» **EXERCISE DETAILS**
Output every one of the following records verbatim, line for line, with no characters added, dropped or altered.
╔══
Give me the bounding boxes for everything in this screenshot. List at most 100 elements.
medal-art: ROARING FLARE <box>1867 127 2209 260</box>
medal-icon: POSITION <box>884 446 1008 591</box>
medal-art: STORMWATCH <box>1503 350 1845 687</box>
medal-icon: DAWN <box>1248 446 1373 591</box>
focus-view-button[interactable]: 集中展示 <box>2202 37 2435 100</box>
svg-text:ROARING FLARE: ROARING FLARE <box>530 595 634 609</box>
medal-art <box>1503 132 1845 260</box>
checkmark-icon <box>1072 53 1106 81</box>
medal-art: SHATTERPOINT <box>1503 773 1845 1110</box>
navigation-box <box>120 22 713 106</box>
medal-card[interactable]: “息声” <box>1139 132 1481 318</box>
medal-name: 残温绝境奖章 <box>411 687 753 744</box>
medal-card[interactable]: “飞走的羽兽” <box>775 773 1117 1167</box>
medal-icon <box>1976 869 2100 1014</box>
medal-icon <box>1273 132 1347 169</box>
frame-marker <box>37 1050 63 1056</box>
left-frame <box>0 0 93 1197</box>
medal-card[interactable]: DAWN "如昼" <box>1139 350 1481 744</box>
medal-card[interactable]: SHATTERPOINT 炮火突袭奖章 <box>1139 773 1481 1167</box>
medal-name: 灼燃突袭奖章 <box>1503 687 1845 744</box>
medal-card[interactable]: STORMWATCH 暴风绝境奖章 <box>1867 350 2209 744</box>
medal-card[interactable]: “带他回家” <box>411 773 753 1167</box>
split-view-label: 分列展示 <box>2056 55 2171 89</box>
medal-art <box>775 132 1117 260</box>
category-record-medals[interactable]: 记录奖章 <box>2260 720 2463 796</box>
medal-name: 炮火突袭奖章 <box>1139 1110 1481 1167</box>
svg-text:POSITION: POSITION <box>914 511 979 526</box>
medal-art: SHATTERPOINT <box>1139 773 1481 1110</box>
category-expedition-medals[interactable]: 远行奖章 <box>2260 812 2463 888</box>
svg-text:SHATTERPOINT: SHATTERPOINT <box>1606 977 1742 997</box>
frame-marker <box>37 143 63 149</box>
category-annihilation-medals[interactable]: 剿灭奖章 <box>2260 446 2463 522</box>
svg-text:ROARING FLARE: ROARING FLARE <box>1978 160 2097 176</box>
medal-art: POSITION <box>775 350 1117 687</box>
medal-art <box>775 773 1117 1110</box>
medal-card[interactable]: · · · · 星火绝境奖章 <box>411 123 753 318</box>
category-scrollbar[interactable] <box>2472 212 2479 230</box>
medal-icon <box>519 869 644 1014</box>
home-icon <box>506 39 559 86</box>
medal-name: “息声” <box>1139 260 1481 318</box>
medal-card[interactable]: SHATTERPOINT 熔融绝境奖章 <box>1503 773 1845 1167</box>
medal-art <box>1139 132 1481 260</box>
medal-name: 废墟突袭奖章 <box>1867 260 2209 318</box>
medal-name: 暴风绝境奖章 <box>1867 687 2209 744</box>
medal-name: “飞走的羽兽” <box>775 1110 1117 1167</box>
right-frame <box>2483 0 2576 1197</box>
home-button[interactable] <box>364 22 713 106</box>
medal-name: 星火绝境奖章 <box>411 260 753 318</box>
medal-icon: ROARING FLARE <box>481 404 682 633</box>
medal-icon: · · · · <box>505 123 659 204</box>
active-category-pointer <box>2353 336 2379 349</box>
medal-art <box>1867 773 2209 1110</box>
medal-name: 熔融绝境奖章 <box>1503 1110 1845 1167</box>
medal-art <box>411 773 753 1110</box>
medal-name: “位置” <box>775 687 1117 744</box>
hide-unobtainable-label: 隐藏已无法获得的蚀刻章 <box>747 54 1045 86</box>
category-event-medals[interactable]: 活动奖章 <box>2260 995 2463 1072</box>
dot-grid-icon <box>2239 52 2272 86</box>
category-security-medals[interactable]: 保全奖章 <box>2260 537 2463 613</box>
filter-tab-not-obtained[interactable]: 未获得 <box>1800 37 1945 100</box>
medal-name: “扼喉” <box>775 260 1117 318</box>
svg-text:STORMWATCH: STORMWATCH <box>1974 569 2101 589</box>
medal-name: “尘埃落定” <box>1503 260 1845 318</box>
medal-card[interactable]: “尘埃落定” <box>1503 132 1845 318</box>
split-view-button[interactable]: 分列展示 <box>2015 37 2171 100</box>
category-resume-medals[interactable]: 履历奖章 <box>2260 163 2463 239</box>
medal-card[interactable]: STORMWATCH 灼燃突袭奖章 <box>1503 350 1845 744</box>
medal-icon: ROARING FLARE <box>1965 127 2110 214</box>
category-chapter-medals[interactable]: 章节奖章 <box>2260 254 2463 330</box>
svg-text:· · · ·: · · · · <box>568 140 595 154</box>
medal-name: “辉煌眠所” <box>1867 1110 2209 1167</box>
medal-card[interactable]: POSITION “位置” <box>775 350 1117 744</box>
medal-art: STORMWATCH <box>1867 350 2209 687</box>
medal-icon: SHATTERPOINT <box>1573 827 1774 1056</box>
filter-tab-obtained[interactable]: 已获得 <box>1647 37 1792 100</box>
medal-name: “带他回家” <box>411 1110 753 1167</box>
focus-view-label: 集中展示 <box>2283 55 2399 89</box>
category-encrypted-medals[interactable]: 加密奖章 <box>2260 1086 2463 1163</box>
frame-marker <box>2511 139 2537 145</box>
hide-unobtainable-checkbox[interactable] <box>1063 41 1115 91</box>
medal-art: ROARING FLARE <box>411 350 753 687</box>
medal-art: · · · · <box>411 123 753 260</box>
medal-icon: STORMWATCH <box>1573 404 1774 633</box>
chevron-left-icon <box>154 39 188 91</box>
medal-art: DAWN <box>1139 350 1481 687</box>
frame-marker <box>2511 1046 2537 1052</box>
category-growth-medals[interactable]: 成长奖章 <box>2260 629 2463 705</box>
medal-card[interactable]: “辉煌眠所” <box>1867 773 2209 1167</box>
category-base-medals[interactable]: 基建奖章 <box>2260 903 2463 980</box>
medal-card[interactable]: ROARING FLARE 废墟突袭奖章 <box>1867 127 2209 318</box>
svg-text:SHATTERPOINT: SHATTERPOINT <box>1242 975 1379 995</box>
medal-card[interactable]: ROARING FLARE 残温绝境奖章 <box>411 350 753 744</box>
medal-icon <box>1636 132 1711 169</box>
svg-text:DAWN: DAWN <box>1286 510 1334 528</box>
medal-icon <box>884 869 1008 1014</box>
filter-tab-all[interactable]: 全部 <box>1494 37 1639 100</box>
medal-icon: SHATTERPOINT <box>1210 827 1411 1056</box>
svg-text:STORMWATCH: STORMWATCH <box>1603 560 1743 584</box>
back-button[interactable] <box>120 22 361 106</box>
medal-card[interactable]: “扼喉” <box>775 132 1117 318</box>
╚══
» **REPLY**
Give me the bounding boxes for everything in this screenshot. List at most 100 elements.
medal-art: ROARING FLARE <box>1867 127 2209 260</box>
medal-icon: POSITION <box>884 446 1008 591</box>
medal-art: STORMWATCH <box>1503 350 1845 687</box>
medal-icon: DAWN <box>1248 446 1373 591</box>
focus-view-button[interactable]: 集中展示 <box>2202 37 2435 100</box>
svg-text:ROARING FLARE: ROARING FLARE <box>530 595 634 609</box>
medal-art <box>1503 132 1845 260</box>
checkmark-icon <box>1072 53 1106 81</box>
medal-art: SHATTERPOINT <box>1503 773 1845 1110</box>
navigation-box <box>120 22 713 106</box>
medal-card[interactable]: “息声” <box>1139 132 1481 318</box>
medal-name: 残温绝境奖章 <box>411 687 753 744</box>
medal-card[interactable]: “飞走的羽兽” <box>775 773 1117 1167</box>
medal-icon <box>1976 869 2100 1014</box>
medal-icon <box>1273 132 1347 169</box>
frame-marker <box>37 1050 63 1056</box>
left-frame <box>0 0 93 1197</box>
medal-card[interactable]: DAWN "如昼" <box>1139 350 1481 744</box>
medal-card[interactable]: SHATTERPOINT 炮火突袭奖章 <box>1139 773 1481 1167</box>
medal-name: 灼燃突袭奖章 <box>1503 687 1845 744</box>
medal-card[interactable]: STORMWATCH 暴风绝境奖章 <box>1867 350 2209 744</box>
medal-card[interactable]: “带他回家” <box>411 773 753 1167</box>
split-view-label: 分列展示 <box>2056 55 2171 89</box>
medal-art <box>775 132 1117 260</box>
category-record-medals[interactable]: 记录奖章 <box>2260 720 2463 796</box>
medal-name: 炮火突袭奖章 <box>1139 1110 1481 1167</box>
svg-text:POSITION: POSITION <box>914 511 979 526</box>
medal-art: SHATTERPOINT <box>1139 773 1481 1110</box>
category-expedition-medals[interactable]: 远行奖章 <box>2260 812 2463 888</box>
svg-text:SHATTERPOINT: SHATTERPOINT <box>1606 977 1742 997</box>
frame-marker <box>37 143 63 149</box>
category-annihilation-medals[interactable]: 剿灭奖章 <box>2260 446 2463 522</box>
svg-text:ROARING FLARE: ROARING FLARE <box>1978 160 2097 176</box>
medal-art: POSITION <box>775 350 1117 687</box>
medal-art <box>775 773 1117 1110</box>
medal-card[interactable]: · · · · 星火绝境奖章 <box>411 123 753 318</box>
category-scrollbar[interactable] <box>2472 212 2479 230</box>
medal-icon <box>519 869 644 1014</box>
home-icon <box>506 39 559 86</box>
medal-name: “息声” <box>1139 260 1481 318</box>
medal-card[interactable]: SHATTERPOINT 熔融绝境奖章 <box>1503 773 1845 1167</box>
medal-art <box>1139 132 1481 260</box>
medal-name: 废墟突袭奖章 <box>1867 260 2209 318</box>
medal-name: 暴风绝境奖章 <box>1867 687 2209 744</box>
medal-name: “飞走的羽兽” <box>775 1110 1117 1167</box>
right-frame <box>2483 0 2576 1197</box>
home-button[interactable] <box>364 22 713 106</box>
medal-name: 星火绝境奖章 <box>411 260 753 318</box>
medal-icon: ROARING FLARE <box>481 404 682 633</box>
medal-icon: · · · · <box>505 123 659 204</box>
active-category-pointer <box>2353 336 2379 349</box>
medal-art <box>1867 773 2209 1110</box>
medal-name: 熔融绝境奖章 <box>1503 1110 1845 1167</box>
medal-art <box>411 773 753 1110</box>
medal-name: “位置” <box>775 687 1117 744</box>
hide-unobtainable-label: 隐藏已无法获得的蚀刻章 <box>747 54 1045 86</box>
category-event-medals[interactable]: 活动奖章 <box>2260 995 2463 1072</box>
dot-grid-icon <box>2239 52 2272 86</box>
category-security-medals[interactable]: 保全奖章 <box>2260 537 2463 613</box>
filter-tab-not-obtained[interactable]: 未获得 <box>1800 37 1945 100</box>
medal-name: “扼喉” <box>775 260 1117 318</box>
svg-text:STORMWATCH: STORMWATCH <box>1974 569 2101 589</box>
medal-name: “尘埃落定” <box>1503 260 1845 318</box>
medal-card[interactable]: “尘埃落定” <box>1503 132 1845 318</box>
split-view-button[interactable]: 分列展示 <box>2015 37 2171 100</box>
category-resume-medals[interactable]: 履历奖章 <box>2260 163 2463 239</box>
medal-card[interactable]: STORMWATCH 灼燃突袭奖章 <box>1503 350 1845 744</box>
medal-icon: ROARING FLARE <box>1965 127 2110 214</box>
category-chapter-medals[interactable]: 章节奖章 <box>2260 254 2463 330</box>
svg-text:· · · ·: · · · · <box>568 140 595 154</box>
medal-name: “辉煌眠所” <box>1867 1110 2209 1167</box>
medal-card[interactable]: POSITION “位置” <box>775 350 1117 744</box>
medal-art: STORMWATCH <box>1867 350 2209 687</box>
medal-icon: SHATTERPOINT <box>1573 827 1774 1056</box>
filter-tab-obtained[interactable]: 已获得 <box>1647 37 1792 100</box>
medal-name: “带他回家” <box>411 1110 753 1167</box>
focus-view-label: 集中展示 <box>2283 55 2399 89</box>
category-encrypted-medals[interactable]: 加密奖章 <box>2260 1086 2463 1163</box>
frame-marker <box>2511 139 2537 145</box>
hide-unobtainable-checkbox[interactable] <box>1063 41 1115 91</box>
medal-art: ROARING FLARE <box>411 350 753 687</box>
medal-art: · · · · <box>411 123 753 260</box>
medal-icon: STORMWATCH <box>1573 404 1774 633</box>
chevron-left-icon <box>154 39 188 91</box>
medal-art: DAWN <box>1139 350 1481 687</box>
frame-marker <box>2511 1046 2537 1052</box>
category-growth-medals[interactable]: 成长奖章 <box>2260 629 2463 705</box>
medal-card[interactable]: “辉煌眠所” <box>1867 773 2209 1167</box>
category-base-medals[interactable]: 基建奖章 <box>2260 903 2463 980</box>
medal-card[interactable]: ROARING FLARE 废墟突袭奖章 <box>1867 127 2209 318</box>
svg-text:SHATTERPOINT: SHATTERPOINT <box>1242 975 1379 995</box>
medal-card[interactable]: ROARING FLARE 残温绝境奖章 <box>411 350 753 744</box>
medal-icon <box>1636 132 1711 169</box>
svg-text:DAWN: DAWN <box>1286 510 1334 528</box>
medal-icon <box>884 869 1008 1014</box>
filter-tab-all[interactable]: 全部 <box>1494 37 1639 100</box>
medal-icon: SHATTERPOINT <box>1210 827 1411 1056</box>
svg-text:STORMWATCH: STORMWATCH <box>1603 560 1743 584</box>
back-button[interactable] <box>120 22 361 106</box>
medal-card[interactable]: “扼喉” <box>775 132 1117 318</box>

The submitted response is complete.